>> Begin

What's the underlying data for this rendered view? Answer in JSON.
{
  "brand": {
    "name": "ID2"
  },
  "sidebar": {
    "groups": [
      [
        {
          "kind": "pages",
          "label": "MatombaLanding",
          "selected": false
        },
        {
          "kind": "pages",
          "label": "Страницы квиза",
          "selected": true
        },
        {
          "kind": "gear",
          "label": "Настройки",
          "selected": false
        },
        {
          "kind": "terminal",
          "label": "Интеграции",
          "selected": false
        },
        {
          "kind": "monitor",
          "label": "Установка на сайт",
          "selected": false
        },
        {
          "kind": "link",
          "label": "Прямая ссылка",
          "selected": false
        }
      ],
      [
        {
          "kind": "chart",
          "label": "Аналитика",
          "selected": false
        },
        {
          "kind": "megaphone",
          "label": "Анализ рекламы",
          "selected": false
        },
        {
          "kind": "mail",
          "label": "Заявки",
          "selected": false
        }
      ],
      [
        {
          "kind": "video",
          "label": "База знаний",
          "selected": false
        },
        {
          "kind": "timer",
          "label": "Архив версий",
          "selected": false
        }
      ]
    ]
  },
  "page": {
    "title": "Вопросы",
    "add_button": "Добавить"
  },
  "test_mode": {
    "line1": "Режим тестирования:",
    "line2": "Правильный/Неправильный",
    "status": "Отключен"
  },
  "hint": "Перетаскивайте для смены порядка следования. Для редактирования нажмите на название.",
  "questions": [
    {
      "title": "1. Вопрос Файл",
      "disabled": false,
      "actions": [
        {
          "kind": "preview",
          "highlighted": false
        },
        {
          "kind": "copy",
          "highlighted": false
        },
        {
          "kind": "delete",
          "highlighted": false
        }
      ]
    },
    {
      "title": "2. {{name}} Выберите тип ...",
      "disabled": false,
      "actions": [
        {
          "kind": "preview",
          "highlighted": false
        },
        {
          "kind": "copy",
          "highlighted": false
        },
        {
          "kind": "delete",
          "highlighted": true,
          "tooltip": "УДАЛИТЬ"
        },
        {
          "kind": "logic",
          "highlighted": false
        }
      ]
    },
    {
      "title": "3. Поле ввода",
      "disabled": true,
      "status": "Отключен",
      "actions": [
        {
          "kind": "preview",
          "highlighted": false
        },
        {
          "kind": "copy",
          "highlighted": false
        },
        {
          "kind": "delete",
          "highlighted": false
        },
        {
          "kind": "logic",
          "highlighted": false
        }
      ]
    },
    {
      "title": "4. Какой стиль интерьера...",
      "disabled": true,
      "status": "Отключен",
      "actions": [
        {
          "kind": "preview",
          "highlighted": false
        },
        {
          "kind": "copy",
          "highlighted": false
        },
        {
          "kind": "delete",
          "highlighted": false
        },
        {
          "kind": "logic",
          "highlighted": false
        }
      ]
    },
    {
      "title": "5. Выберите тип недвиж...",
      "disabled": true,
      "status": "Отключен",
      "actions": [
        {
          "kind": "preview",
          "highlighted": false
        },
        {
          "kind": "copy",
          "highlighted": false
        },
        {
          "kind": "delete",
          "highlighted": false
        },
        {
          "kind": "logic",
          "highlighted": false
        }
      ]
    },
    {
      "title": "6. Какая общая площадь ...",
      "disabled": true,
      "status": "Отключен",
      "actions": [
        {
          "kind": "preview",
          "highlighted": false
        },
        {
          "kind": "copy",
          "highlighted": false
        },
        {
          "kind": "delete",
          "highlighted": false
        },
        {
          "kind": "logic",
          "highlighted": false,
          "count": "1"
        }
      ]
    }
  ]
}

>> End

→ **REQUIREMENTS**
Provide all the records again, word for word.

→ **COMPLETE OUTPUT**
What's the underlying data for this rendered view? Answer in JSON.
{
  "brand": {
    "name": "ID2"
  },
  "sidebar": {
    "groups": [
      [
        {
          "kind": "pages",
          "label": "MatombaLanding",
          "selected": false
        },
        {
          "kind": "pages",
          "label": "Страницы квиза",
          "selected": true
        },
        {
          "kind": "gear",
          "label": "Настройки",
          "selected": false
        },
        {
          "kind": "terminal",
          "label": "Интеграции",
          "selected": false
        },
        {
          "kind": "monitor",
          "label": "Установка на сайт",
          "selected": false
        },
        {
          "kind": "link",
          "label": "Прямая ссылка",
          "selected": false
        }
      ],
      [
        {
          "kind": "chart",
          "label": "Аналитика",
          "selected": false
        },
        {
          "kind": "megaphone",
          "label": "Анализ рекламы",
          "selected": false
        },
        {
          "kind": "mail",
          "label": "Заявки",
          "selected": false
        }
      ],
      [
        {
          "kind": "video",
          "label": "База знаний",
          "selected": false
        },
        {
          "kind": "timer",
          "label": "Архив версий",
          "selected": false
        }
      ]
    ]
  },
  "page": {
    "title": "Вопросы",
    "add_button": "Добавить"
  },
  "test_mode": {
    "line1": "Режим тестирования:",
    "line2": "Правильный/Неправильный",
    "status": "Отключен"
  },
  "hint": "Перетаскивайте для смены порядка следования. Для редактирования нажмите на название.",
  "questions": [
    {
      "title": "1. Вопрос Файл",
      "disabled": false,
      "actions": [
        {
          "kind": "preview",
          "highlighted": false
        },
        {
          "kind": "copy",
          "highlighted": false
        },
        {
          "kind": "delete",
          "highlighted": false
        }
      ]
    },
    {
      "title": "2. {{name}} Выберите тип ...",
      "disabled": false,
      "actions": [
        {
          "kind": "preview",
          "highlighted": false
        },
        {
          "kind": "copy",
          "highlighted": false
        },
        {
          "kind": "delete",
          "highlighted": true,
          "tooltip": "УДАЛИТЬ"
        },
        {
          "kind": "logic",
          "highlighted": false
        }
      ]
    },
    {
      "title": "3. Поле ввода",
      "disabled": true,
      "status": "Отключен",
      "actions": [
        {
          "kind": "preview",
          "highlighted": false
        },
        {
          "kind": "copy",
          "highlighted": false
        },
        {
          "kind": "delete",
          "highlighted": false
        },
        {
          "kind": "logic",
          "highlighted": false
        }
      ]
    },
    {
      "title": "4. Какой стиль интерьера...",
      "disabled": true,
      "status": "Отключен",
      "actions": [
        {
          "kind": "preview",
          "highlighted": false
        },
        {
          "kind": "copy",
          "highlighted": false
        },
        {
          "kind": "delete",
          "highlighted": false
        },
        {
          "kind": "logic",
          "highlighted": false
        }
      ]
    },
    {
      "title": "5. Выберите тип недвиж...",
      "disabled": true,
      "status": "Отключен",
      "actions": [
        {
          "kind": "preview",
          "highlighted": false
        },
        {
          "kind": "copy",
          "highlighted": false
        },
        {
          "kind": "delete",
          "highlighted": false
        },
        {
          "kind": "logic",
          "highlighted": false
        }
      ]
    },
    {
      "title": "6. Какая общая площадь ...",
      "disabled": true,
      "status": "Отключен",
      "actions": [
        {
          "kind": "preview",
          "highlighted": false
        },
        {
          "kind": "copy",
          "highlighted": false
        },
        {
          "kind": "delete",
          "highlighted": false
        },
        {
          "kind": "logic",
          "highlighted": false,
          "count": "1"
        }
      ]
    }
  ]
}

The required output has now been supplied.